Stated task:
Copy every line that mentions the word "value".
##### The data
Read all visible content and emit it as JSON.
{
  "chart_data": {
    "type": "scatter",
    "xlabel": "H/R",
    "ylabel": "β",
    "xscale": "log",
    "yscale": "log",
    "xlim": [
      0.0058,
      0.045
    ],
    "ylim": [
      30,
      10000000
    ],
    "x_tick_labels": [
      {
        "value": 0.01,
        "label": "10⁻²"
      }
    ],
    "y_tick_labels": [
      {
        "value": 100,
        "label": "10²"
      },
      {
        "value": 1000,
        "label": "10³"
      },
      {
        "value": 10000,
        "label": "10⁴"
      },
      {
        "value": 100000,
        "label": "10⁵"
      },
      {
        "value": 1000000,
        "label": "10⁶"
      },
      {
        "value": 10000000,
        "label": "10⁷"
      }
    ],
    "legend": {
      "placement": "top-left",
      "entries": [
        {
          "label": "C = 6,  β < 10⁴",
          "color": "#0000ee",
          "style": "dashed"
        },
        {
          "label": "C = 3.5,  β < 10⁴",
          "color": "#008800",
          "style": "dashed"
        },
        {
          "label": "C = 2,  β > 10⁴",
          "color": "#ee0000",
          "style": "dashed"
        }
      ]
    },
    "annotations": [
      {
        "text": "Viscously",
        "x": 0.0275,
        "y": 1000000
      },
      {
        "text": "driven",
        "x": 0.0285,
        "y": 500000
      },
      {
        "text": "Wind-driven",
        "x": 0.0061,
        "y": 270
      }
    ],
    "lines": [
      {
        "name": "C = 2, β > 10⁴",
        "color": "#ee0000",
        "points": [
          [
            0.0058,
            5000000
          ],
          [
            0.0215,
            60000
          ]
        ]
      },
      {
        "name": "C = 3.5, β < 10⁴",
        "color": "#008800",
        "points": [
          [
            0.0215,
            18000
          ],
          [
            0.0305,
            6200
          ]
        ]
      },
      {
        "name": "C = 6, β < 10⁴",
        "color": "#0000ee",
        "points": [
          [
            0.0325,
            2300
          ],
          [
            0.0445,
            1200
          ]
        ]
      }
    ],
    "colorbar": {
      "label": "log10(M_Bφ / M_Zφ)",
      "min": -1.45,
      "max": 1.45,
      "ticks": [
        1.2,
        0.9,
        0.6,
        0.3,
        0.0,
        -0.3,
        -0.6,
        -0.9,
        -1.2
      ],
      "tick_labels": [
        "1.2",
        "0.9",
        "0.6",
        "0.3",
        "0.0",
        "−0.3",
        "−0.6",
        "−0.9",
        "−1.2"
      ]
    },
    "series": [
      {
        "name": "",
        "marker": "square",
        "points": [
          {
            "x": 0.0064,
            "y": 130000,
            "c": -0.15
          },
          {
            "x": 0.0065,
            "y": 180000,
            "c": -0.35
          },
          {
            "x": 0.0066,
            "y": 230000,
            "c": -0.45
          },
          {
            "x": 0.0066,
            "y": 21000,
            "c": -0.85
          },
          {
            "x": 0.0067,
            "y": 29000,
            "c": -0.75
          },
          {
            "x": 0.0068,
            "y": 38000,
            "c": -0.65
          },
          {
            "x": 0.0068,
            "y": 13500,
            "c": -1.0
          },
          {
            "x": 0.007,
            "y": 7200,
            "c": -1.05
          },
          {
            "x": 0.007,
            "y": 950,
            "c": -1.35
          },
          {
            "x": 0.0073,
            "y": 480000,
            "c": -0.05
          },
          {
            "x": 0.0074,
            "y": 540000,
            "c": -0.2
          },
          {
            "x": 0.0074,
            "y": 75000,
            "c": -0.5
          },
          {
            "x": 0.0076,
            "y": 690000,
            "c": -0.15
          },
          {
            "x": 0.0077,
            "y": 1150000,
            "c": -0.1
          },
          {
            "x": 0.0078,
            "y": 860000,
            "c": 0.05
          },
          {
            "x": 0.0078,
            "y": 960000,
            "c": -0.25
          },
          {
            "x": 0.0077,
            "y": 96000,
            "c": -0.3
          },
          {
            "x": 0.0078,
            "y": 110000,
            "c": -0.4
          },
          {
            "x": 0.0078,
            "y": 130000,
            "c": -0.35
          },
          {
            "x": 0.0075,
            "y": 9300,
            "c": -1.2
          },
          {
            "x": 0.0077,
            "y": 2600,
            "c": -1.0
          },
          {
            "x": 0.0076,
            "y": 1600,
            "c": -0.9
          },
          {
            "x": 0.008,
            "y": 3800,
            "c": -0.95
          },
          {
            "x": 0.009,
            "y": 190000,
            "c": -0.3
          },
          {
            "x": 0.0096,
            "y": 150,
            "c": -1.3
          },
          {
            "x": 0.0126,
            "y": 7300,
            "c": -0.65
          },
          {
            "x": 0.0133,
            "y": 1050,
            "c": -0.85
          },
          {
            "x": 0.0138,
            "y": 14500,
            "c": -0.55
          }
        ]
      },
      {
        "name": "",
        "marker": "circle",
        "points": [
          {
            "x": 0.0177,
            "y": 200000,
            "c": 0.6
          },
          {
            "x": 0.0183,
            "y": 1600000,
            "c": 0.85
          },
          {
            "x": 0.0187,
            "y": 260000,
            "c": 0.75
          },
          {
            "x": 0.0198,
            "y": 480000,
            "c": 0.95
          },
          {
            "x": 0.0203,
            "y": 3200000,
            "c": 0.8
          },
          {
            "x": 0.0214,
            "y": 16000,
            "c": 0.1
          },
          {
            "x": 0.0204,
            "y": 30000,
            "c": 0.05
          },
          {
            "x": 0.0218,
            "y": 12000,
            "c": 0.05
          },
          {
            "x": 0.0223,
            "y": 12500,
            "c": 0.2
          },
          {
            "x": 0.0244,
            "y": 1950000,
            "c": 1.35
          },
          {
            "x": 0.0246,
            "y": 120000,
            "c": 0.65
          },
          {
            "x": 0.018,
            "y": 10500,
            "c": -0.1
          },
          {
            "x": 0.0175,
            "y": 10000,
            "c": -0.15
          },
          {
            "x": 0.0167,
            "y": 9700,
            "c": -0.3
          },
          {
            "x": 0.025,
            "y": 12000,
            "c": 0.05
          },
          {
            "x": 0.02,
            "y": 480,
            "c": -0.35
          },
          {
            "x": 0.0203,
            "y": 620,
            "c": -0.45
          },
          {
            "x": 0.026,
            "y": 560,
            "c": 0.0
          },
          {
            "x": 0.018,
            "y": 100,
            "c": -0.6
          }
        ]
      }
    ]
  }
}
##########
Exercise answer:
        "value": 0.01,
        "value": 100,
        "value": 1000,
        "value": 10000,
        "value": 100000,
        "value": 1000000,
        "value": 10000000,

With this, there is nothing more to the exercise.